** Extrait à lire **
· · · · ·

Le Risque sacré

Yannick Bériault

         Que comprendraient-ils à la mort, ceux-là qui passent à côté des éclairs de soleil qui fendent le temps à côté, de leur corps qui passe, à côté de leur temps remplié ?  Ils passent, peut-on croire qu’ils sont chaque instant sur le point de découvrir, d’ouvrir les yeux sur ce qui compte, en prégnance du temps ?  S’ils vivent la nuit, ce me semble être en surface, sans tragique, ivres et abîmés, sans conscience de l’abîme.  Comment alors comprendre le jour, qui n’est rien s’il n’est pas l’époux de la nuit ?  Ils ne vont sans doute jamais embrasser ce drame qui se joue en eux : la nuit au cœur du jour, le jour au cœur de la nuit ; la mort comme noyau fort de la vie.

· · · · ·

** Données fournies **

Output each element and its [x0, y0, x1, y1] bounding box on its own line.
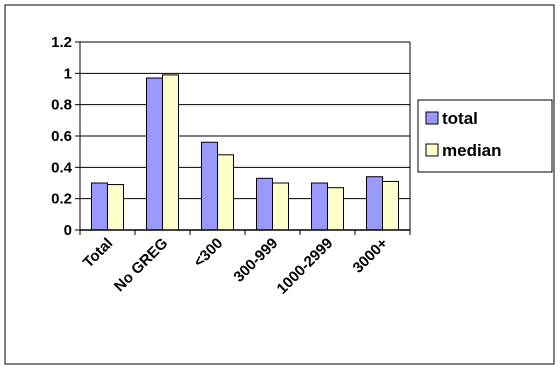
- bar-total: [91, 182, 108, 231]
- legend-swatch-total: [425, 111, 439, 125]
- bar-total: [146, 77, 163, 231]
- y-tick-label: 0.2: [51, 191, 72, 208]
- bar-total: [201, 141, 218, 231]
- legend: total median: [417, 99, 553, 173]
- bar-median: [107, 184, 124, 231]
- y-tick-label: 0.6: [51, 128, 72, 145]
- y-tick-label: 1.2: [51, 34, 72, 51]
- bar-total: [256, 177, 273, 231]
- legend-label-total: total: [442, 109, 478, 128]
- bar-total: [366, 176, 383, 231]
- bar-total: [311, 182, 328, 231]
- y-tick-label: 0.8: [51, 97, 72, 114]
- bar-median: [327, 187, 344, 231]
- bar-median: [382, 180, 399, 231]
- bar-median: [217, 154, 234, 231]
- legend-label-median: median: [442, 141, 502, 160]
- bar-median: [272, 182, 289, 231]
- legend-box: [417, 99, 553, 173]
- bar-median: [162, 74, 179, 231]
- y-tick-label: 0.4: [51, 159, 73, 176]
- y-tick-label: 0: [64, 222, 72, 239]
- legend-swatch-median: [425, 143, 439, 157]
- y-tick-label: 1: [64, 65, 72, 82]
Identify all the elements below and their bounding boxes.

· · · · ·

** Travail demandé **
(A) Traduisez en anglais la phrase suivante de l'extrait : « Comment alors comprendre le jour, qui n'est rien s'il n'est pas l'époux de la nuit ? »
(B) Reprenez la partie de l'extrait qui s'ouvre sur les mots contenant « Yannick Bériault » et se clôt sur « fort de la vie. », en remplaçant « soleil » par « lumière ».
(C) D'après l'extrait, qu'est-ce que la mort par rapport à la vie ?
Les enregistrements n'ont aucun lien avec l'extrait.

** Réponses par tâche **
(A) How, then, can one understand the day, which is nothing if it is not the spouse of the night?

(B)
Yannick Bériault

         Que comprendraient-ils à la mort, ceux-là qui passent à côté des éclairs de lumière qui fendent le temps à côté, de leur corps qui passe, à côté de leur temps remplié ?  Ils passent, peut-on croire qu’ils sont chaque instant sur le point de découvrir, d’ouvrir les yeux sur ce qui compte, en prégnance du temps ?  S’ils vivent la nuit, ce me semble être en surface, sans tragique, ivres et abîmés, sans conscience de l’abîme.  Comment alors comprendre le jour, qui n’est rien s’il n’est pas l’époux de la nuit ?  Ils ne vont sans doute jamais embrasser ce drame qui se joue en eux : la nuit au cœur du jour, le jour au cœur de la nuit ; la mort comme noyau fort de la vie.

(C) La mort est le noyau fort de la vie.